> [Exercise description] Count every line that holds the string "Contract", and report the number alone.

** START OF Available data **

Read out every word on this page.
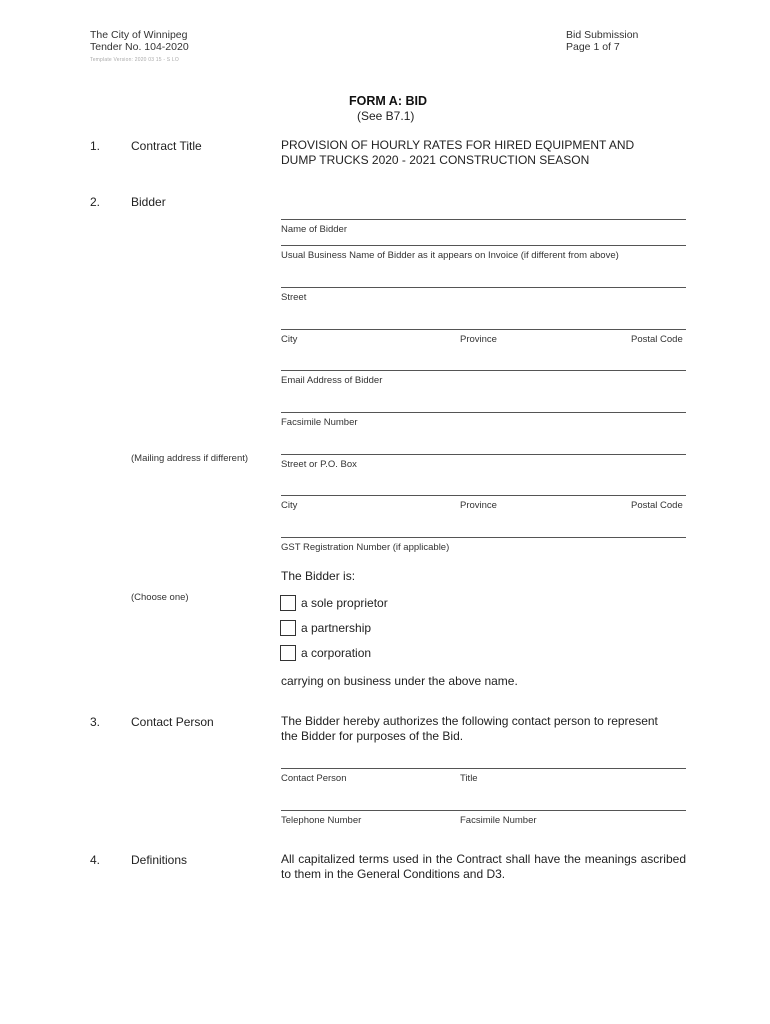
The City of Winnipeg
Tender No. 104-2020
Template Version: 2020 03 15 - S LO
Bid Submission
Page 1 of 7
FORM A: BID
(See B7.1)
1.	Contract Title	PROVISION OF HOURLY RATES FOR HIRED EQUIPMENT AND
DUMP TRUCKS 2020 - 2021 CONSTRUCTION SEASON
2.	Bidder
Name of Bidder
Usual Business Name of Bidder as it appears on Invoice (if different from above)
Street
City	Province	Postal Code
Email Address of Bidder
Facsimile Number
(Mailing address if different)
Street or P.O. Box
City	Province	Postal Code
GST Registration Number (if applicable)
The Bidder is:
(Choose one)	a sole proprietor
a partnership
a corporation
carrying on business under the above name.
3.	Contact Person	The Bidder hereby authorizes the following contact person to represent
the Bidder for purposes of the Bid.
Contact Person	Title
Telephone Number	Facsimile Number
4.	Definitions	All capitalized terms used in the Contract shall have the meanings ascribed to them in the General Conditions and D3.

** END OF Available data **
** START OF Available data **

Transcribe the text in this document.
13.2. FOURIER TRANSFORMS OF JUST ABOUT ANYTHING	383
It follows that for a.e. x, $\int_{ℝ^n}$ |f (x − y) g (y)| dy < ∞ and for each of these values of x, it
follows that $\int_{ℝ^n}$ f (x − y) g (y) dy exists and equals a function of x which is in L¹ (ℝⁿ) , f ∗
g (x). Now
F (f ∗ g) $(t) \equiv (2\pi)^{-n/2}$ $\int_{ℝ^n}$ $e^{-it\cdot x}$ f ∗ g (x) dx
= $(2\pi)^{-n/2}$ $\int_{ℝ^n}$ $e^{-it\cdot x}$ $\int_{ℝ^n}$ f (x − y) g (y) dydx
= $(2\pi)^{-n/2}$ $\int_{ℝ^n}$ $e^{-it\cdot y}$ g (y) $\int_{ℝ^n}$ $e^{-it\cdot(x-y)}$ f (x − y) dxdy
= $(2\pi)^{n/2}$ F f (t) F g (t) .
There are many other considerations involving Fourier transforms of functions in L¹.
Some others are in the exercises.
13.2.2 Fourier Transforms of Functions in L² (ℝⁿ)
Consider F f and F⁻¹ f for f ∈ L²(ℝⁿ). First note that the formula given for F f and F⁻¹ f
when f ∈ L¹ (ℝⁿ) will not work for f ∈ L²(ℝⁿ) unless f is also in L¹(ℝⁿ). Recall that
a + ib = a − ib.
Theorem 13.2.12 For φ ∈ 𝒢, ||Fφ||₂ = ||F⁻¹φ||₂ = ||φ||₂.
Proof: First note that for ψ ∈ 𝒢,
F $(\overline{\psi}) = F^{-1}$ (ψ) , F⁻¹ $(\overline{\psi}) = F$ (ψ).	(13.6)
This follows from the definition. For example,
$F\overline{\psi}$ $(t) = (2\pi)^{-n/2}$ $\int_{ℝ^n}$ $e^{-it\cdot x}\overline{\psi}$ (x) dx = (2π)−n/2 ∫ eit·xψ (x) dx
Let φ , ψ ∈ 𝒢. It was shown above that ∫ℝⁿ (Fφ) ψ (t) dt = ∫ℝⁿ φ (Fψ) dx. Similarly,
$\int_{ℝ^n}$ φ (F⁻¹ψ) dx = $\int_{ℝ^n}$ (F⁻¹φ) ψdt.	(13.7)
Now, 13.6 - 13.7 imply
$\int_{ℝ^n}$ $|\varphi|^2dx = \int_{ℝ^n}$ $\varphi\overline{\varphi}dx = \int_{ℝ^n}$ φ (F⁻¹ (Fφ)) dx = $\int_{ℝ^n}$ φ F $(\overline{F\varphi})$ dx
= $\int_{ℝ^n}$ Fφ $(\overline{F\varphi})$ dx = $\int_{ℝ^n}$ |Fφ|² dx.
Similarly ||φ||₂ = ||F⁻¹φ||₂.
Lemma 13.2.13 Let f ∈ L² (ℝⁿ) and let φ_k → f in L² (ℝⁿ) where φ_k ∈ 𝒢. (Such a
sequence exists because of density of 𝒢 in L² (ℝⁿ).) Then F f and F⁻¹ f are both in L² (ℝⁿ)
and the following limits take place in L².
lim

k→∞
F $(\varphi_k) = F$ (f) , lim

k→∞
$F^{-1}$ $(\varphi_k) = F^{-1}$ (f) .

** END OF Available data **

> [Problem solution] 2